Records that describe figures
■ ■ ■

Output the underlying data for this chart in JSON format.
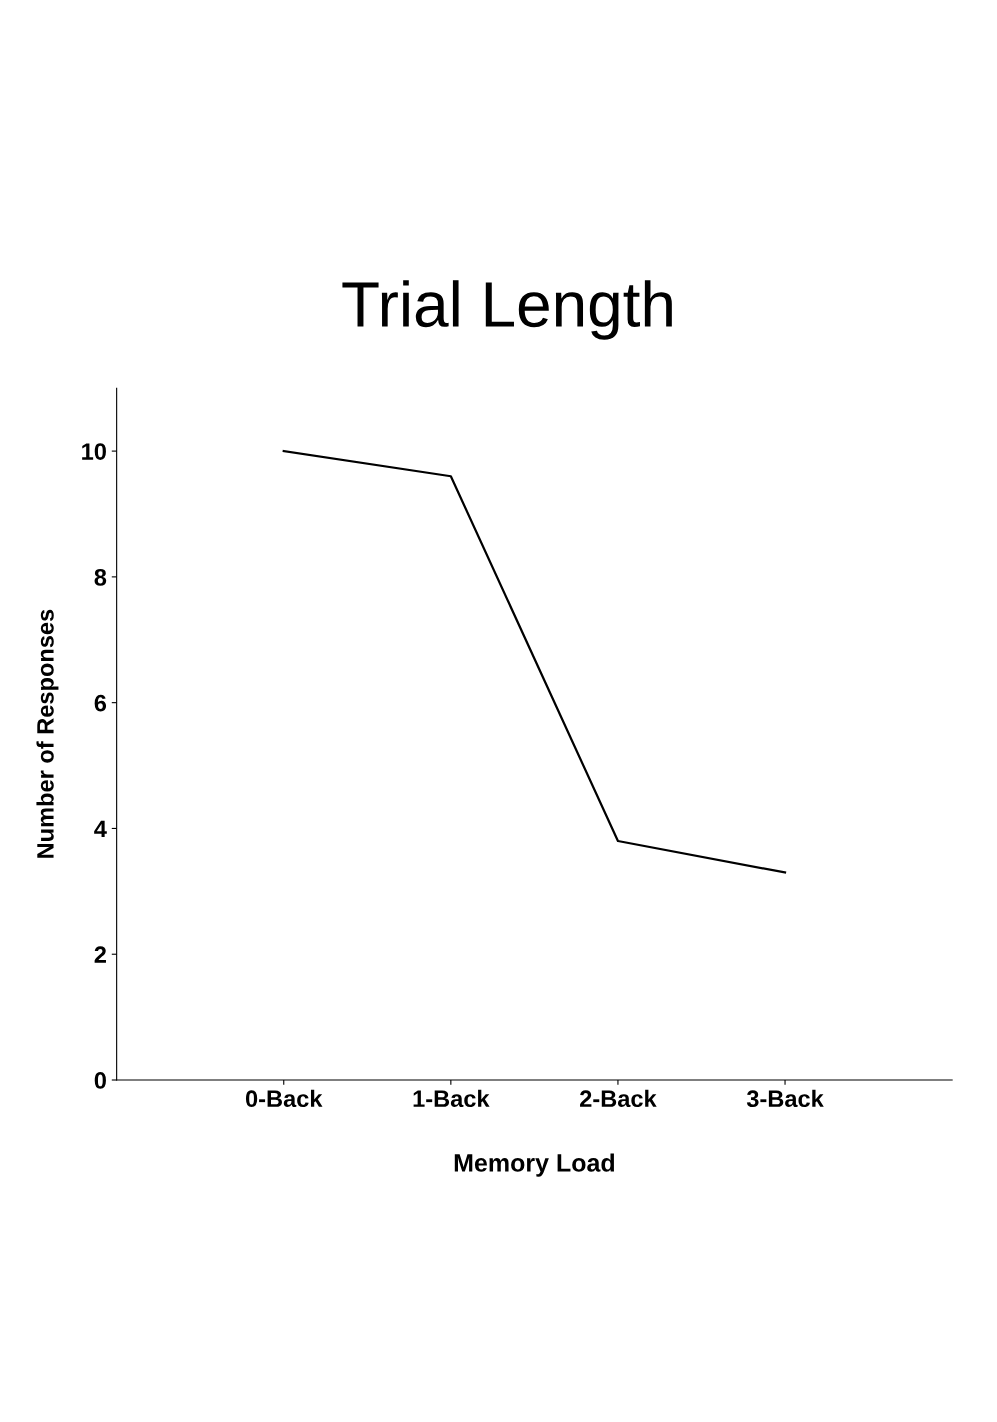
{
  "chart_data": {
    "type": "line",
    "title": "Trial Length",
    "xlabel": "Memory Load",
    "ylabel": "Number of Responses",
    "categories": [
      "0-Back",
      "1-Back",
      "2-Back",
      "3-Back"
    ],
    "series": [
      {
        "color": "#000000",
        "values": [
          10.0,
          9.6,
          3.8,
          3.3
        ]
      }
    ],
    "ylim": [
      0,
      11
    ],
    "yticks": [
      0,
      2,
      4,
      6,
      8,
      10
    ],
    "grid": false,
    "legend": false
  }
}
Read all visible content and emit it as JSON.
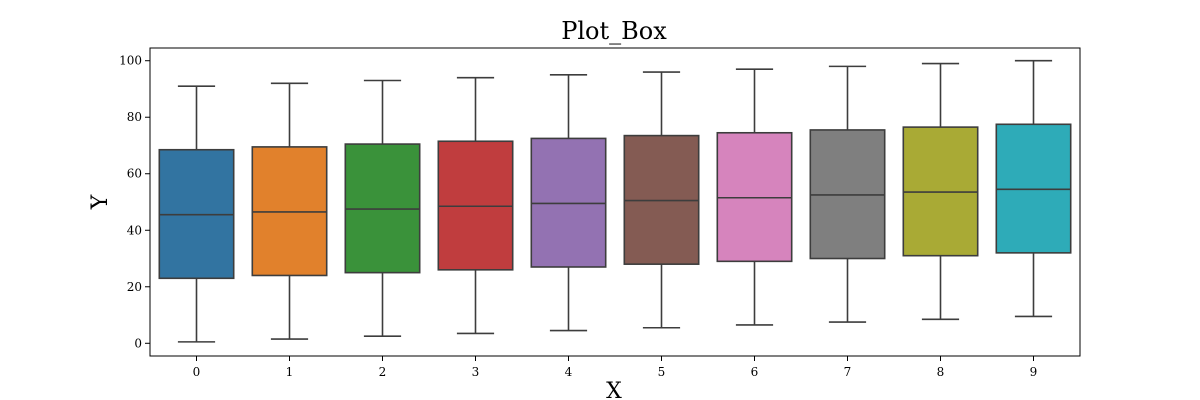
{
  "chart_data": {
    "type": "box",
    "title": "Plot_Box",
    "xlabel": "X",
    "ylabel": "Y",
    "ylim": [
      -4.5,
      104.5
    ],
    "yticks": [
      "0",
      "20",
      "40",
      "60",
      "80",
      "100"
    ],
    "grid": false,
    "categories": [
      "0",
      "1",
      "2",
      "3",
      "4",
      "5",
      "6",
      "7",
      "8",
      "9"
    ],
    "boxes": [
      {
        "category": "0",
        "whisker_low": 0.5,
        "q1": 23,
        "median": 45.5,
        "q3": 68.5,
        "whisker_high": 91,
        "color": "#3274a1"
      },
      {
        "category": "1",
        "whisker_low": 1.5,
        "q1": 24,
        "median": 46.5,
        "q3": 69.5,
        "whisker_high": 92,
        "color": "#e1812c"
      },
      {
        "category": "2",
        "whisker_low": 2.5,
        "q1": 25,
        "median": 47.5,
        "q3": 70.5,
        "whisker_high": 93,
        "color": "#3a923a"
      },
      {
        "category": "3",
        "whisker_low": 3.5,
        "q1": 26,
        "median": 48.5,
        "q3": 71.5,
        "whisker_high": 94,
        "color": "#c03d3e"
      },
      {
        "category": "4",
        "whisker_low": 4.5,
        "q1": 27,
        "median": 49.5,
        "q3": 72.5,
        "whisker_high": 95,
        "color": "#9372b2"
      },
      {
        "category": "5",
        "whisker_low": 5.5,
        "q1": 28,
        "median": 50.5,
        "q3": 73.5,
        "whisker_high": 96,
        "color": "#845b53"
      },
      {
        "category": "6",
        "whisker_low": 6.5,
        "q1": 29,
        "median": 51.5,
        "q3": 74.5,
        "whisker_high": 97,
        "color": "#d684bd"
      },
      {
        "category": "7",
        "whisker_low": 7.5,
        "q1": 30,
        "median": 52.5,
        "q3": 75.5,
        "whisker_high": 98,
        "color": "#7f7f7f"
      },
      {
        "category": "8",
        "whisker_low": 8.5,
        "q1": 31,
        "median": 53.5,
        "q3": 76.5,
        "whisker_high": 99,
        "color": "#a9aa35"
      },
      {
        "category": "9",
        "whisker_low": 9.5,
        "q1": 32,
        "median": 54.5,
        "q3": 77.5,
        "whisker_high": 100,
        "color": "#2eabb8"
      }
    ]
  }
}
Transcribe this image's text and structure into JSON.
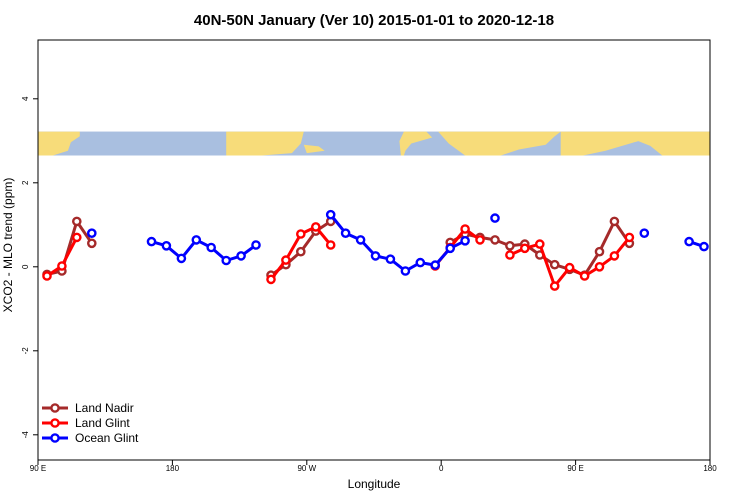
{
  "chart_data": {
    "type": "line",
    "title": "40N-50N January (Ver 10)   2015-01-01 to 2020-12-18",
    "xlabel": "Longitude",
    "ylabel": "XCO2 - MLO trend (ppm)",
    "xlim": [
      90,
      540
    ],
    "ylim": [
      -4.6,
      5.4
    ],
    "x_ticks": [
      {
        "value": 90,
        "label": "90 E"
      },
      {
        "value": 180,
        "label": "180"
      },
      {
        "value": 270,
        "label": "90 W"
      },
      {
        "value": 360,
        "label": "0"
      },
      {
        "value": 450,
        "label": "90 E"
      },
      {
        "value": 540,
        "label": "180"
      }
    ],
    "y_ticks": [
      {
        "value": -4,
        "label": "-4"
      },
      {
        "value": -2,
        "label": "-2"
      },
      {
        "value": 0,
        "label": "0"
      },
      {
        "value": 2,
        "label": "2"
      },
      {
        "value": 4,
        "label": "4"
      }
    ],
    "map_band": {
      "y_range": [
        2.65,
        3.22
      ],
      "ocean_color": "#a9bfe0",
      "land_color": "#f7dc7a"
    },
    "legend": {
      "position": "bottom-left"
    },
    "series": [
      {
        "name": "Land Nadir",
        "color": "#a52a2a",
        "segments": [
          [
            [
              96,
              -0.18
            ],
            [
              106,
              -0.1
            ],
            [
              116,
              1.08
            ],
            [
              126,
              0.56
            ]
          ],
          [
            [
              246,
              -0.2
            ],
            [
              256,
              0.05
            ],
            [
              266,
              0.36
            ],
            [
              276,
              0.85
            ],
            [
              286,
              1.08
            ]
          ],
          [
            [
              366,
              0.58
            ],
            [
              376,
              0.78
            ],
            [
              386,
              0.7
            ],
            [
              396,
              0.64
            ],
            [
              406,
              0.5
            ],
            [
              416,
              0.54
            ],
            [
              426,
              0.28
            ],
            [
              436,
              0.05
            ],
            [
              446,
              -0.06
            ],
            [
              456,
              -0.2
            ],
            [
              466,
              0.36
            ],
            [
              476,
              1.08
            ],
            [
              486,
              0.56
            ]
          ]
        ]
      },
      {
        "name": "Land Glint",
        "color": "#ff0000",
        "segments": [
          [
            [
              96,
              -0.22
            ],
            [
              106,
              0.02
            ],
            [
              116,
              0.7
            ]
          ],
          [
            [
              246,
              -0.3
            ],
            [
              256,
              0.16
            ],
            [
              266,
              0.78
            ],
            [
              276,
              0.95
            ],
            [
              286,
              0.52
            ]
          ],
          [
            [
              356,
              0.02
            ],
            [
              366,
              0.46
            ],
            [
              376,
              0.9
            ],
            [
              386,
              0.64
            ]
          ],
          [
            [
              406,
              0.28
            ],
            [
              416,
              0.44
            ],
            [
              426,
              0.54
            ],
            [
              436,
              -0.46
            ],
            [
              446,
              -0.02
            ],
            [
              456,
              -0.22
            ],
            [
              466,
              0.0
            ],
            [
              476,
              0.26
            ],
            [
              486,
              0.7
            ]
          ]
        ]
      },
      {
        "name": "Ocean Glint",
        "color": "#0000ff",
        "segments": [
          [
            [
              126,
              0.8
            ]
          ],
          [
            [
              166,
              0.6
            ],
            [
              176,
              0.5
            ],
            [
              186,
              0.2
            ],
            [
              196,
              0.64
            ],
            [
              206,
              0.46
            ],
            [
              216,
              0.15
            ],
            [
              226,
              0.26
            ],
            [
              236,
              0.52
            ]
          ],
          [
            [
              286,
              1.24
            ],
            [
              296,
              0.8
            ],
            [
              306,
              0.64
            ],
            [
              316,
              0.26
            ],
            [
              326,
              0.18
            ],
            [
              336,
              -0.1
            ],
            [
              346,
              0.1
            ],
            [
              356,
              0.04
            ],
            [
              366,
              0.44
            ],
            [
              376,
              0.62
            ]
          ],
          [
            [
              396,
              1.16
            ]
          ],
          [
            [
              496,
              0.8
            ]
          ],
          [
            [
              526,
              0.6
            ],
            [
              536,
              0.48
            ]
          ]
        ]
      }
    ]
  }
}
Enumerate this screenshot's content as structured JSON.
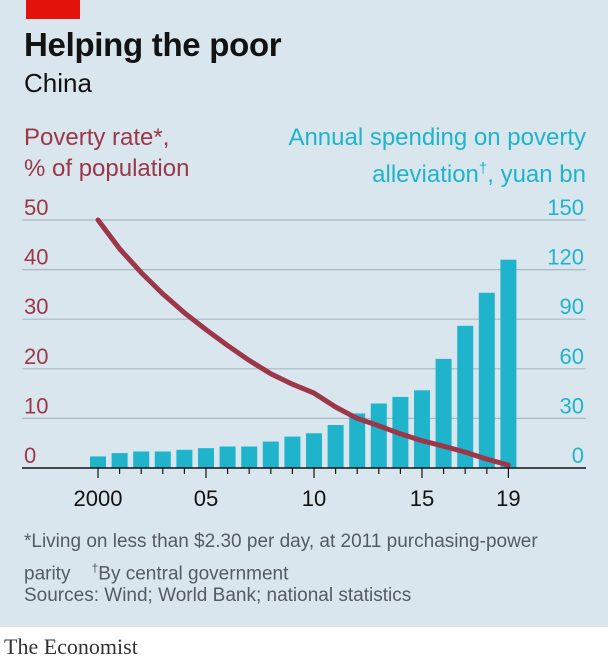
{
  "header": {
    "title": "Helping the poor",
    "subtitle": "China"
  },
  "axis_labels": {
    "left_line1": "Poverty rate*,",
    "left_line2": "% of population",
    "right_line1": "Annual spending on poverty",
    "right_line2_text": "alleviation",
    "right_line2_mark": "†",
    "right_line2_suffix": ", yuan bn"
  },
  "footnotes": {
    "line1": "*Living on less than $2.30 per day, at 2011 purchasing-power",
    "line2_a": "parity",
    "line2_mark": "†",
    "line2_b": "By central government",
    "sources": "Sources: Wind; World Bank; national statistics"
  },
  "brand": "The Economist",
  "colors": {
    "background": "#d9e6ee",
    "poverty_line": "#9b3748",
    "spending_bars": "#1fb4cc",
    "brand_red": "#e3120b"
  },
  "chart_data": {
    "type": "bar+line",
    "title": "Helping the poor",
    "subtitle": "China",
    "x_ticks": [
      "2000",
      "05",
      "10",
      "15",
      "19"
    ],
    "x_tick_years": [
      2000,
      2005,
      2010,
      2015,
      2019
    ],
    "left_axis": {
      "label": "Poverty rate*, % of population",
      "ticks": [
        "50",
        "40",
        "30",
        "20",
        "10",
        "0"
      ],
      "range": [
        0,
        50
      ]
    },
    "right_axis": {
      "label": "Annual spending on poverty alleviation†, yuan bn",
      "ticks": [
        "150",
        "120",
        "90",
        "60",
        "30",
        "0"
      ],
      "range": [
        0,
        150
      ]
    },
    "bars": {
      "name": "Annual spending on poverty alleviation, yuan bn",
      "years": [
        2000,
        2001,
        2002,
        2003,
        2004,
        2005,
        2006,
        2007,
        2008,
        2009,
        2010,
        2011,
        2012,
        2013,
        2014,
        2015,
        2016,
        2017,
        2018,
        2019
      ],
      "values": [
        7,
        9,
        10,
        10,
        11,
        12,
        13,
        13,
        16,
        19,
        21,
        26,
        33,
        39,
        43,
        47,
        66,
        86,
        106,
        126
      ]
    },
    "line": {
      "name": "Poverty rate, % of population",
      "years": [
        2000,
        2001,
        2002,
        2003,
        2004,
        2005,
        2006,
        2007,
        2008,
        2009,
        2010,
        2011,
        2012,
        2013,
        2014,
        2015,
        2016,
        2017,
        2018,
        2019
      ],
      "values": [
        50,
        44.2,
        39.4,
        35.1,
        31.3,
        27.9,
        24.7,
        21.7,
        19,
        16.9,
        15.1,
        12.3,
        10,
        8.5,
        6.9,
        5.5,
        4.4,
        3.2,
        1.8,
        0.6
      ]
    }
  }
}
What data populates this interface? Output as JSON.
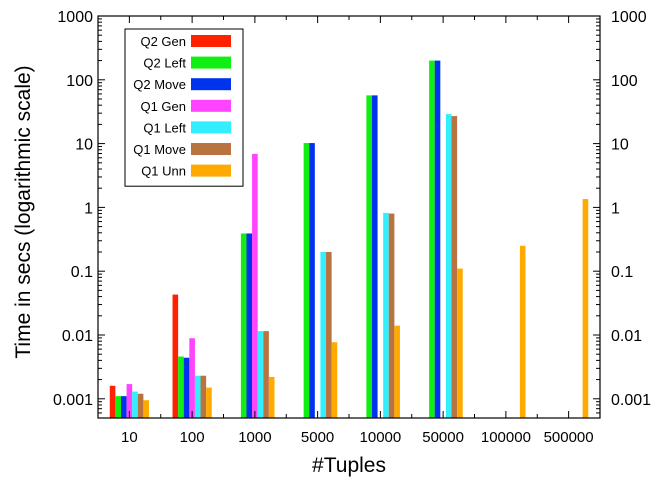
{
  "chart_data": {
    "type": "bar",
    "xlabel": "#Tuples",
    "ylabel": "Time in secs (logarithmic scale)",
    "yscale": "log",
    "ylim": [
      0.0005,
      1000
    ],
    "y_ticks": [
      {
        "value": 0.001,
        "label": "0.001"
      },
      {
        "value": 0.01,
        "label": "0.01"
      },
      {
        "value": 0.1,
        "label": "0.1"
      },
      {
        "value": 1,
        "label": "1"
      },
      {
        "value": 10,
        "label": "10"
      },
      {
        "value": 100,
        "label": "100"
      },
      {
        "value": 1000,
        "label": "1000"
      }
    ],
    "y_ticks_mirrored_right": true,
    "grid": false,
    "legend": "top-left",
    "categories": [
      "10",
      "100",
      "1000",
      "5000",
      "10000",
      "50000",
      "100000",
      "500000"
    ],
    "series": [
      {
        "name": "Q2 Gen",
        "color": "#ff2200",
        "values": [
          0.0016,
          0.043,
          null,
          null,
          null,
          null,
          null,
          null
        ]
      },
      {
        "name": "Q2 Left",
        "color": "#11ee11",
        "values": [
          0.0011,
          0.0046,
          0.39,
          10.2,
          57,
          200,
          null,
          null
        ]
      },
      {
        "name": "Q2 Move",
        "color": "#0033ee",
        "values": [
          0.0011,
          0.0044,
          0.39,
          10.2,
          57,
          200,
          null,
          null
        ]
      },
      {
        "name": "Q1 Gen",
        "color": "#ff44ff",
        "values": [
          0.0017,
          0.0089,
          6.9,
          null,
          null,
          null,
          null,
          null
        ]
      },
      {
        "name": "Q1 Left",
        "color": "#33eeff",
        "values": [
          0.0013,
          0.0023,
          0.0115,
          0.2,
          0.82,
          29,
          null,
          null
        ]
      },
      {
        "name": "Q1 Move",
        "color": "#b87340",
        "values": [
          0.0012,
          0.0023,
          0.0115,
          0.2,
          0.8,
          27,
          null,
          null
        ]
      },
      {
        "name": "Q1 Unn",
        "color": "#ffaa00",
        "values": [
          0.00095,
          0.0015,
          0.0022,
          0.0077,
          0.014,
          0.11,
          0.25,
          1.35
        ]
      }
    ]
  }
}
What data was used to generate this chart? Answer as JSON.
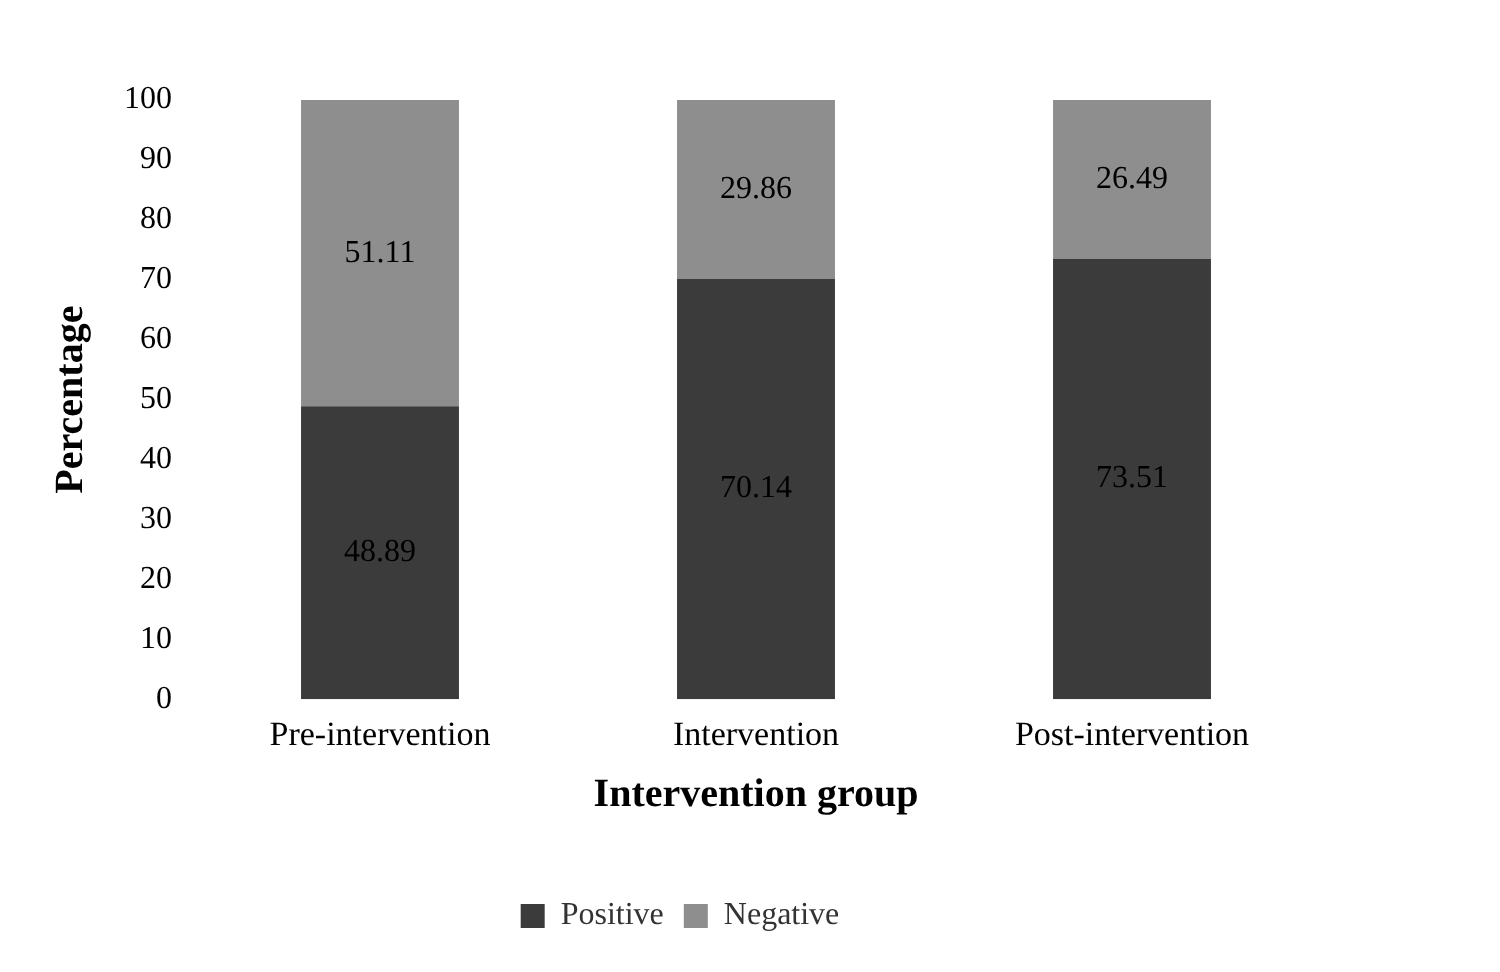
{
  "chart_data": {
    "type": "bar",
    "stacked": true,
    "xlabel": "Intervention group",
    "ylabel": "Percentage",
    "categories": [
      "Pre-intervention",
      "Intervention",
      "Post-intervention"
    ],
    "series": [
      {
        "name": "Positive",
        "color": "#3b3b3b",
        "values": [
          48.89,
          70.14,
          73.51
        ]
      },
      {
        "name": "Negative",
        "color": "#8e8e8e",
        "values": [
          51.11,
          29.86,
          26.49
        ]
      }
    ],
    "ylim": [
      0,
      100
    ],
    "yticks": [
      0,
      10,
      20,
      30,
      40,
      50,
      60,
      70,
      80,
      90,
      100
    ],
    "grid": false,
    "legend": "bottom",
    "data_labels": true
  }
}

■ ■ ■

EXERCISE
Identify and copy all lines with the word "What".

CORRECT OUTPUT
What data populates this interface? Output as JSON.
What data was used to generate this chart? Answer as JSON.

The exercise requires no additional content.